_DOCUMENT PASSAGE_

::::::::

Light No Fire is a game about adventure, building, survival and exploration together. Set on a fantasy planet the size of Earth, it brings the depth of a rol...
Unless they’ve fired the absolute moron(s) who designed the crafting and alien language system in NMS, I say stay far away.
I mean, combining dihydrogen and oxygen yields… NaCl? And you learn alien words literally one at a time? Oh but they have procedural generation! Except every single space station looks identical.
IMO This is a developer who does not respect their players. And somehow they’ve convinced a lot of people that periodically adding more shallow grindy fetch quests means the core gameplay isn’t garbage.
I really wanted to like NMS. The core concept is 100% up my alley, it looks pretty good, and it’s a neat sandbox. I suppose it’s not bad if you’re the kind of player who is happy mindlessly gathering resources so you can craft an ornate base. Hell, I played quite a bit because I was determined to collect one of every type of spaceship.
But I really do think the gameplay is objectively bad by almost any possible measure. The on-foot traversal is terrible, waiting around for refiners sucks (though at least they had the sense to give a backpack refiner), trying to get the actual spaceship you want is awful, flying towards the galactic center is a chore, and I could go on. I guess the gunplay is serviceable, but the enemies aren’t the least bit interesting aside from maybe the largest walker bots.
I mean I don’t totally disagree with your statements, but how much playtime do you have in NMS? I have 85 hours and I am totally satisfied aka not thinking of returning regarding new patches with new “content”.
Does that make it a bad game? I don’t think so. Is it the best spacesim ever, I don’t think so either.
But it gets some features really nicely done:
like the feeling of and endless universe where you can travel wherever you want,
the exploration part where you are looking for your favourite planet ecosystem (it NEEDS dinosaurs!)
the crafting part, although I no clue how it changed to some years ago
starting and landing on planets (hi Shitfield)
But I agree the core gameplay loop is quite shallow, I see it more as a “light” sandbox game.
Yeah I like the “go anywhere” feel and was happy when I found a dinosaur planet too. But it still all feels 2 inches deep in so many ways.
I’ve come back to it a bunch of times because people keep insisting it’s good or “no you just need to try X” or “but the latest update added so much”. Steam says over 300 hours now but a decent portion of that was standing around trade hubs waiting for ships I wanted in S or A class, or literally just walking away from my PC while refiners ran.
I’m not usually the type of player to use cheats/exploits but I actually had more fun when I started using a duplication glitch. No more limited inventory, money, or resources, I could just pick one ship and one multitool and max them out with all the storage and weapons and whatnot. I don’t enjoy grinding so this was a relief. But it still didn’t make up for all the bad underlying mechanics.
This is the worst take I’ve seen in a LOOONG time. The language learning is one of the best systems in NMS. The developers literally spent YEARS adding to the game, completely for free, but they don’t “respect their players”?

::::::::

_DATA SUPPLIED_

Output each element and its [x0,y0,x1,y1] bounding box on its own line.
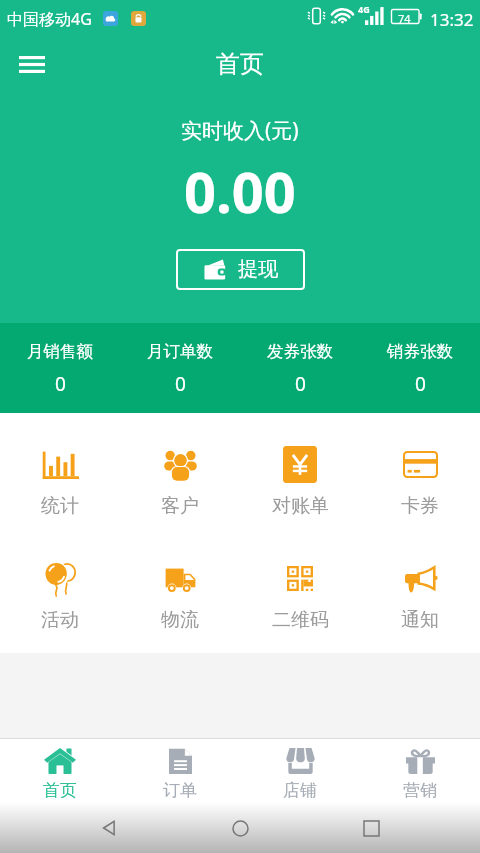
staticText: 二维码 [272,608,329,632]
staticText: 0 [175,371,186,397]
staticText: 销券张数 [387,341,453,362]
button[interactable]: 营销 [360,739,480,803]
staticText: 首页 [43,780,77,801]
button[interactable]: Menu [8,40,56,88]
button[interactable]: Home [218,806,262,850]
staticText: 4G [358,3,370,15]
staticText: 提现 [238,257,278,282]
staticText: 订单 [163,780,197,801]
staticText: 0 [415,371,426,397]
staticText: 0.00 [184,153,296,229]
button[interactable]: 物流 [120,533,240,647]
staticText: 0 [55,371,66,397]
staticText: 活动 [41,608,79,632]
button[interactable]: 统计 [0,419,120,533]
staticText: 营销 [403,780,437,801]
button[interactable]: 提现 [176,249,305,290]
button[interactable]: 月销售额 [0,323,120,413]
button[interactable]: 销券张数 [360,323,480,413]
staticText: 中国移动4G [7,8,92,30]
staticText: 对账单 [272,494,329,518]
button[interactable]: Back [87,806,131,850]
staticText: 74 [398,11,411,26]
button[interactable]: 订单 [120,739,240,803]
staticText: 物流 [161,608,199,632]
button[interactable]: Recents [349,806,393,850]
button[interactable]: 通知 [360,533,480,647]
staticText: 卡券 [401,494,439,518]
button[interactable]: 活动 [0,533,120,647]
staticText: 首页 [216,49,264,79]
button[interactable]: 客户 [120,419,240,533]
staticText: 月销售额 [27,341,93,362]
button[interactable]: 首页 [0,739,120,803]
staticText: 通知 [401,608,439,632]
button[interactable]: 店铺 [240,739,360,803]
staticText: 13:32 [430,8,474,31]
button[interactable]: 卡券 [360,419,480,533]
staticText: 0 [295,371,306,397]
button[interactable]: 月订单数 [120,323,240,413]
staticText: 统计 [41,494,79,518]
staticText: 店铺 [283,780,317,801]
button[interactable]: 二维码 [240,533,360,647]
staticText: 实时收入(元) [181,116,299,145]
staticText: 发券张数 [267,341,333,362]
staticText: 客户 [161,494,199,518]
button[interactable]: 对账单 [240,419,360,533]
button[interactable]: 发券张数 [240,323,360,413]
staticText: 月订单数 [147,341,213,362]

::::::::

_TASK REQUIREMENTS_
Translate this sentence from the Light No Fire discussion into Spanish: "Light No Fire is a game about adventure, building, survival and exploration together."

_ANSWER TO THE PROBLEM_
Light No Fire es un juego de aventura, construcción, supervivencia y exploración en compañía.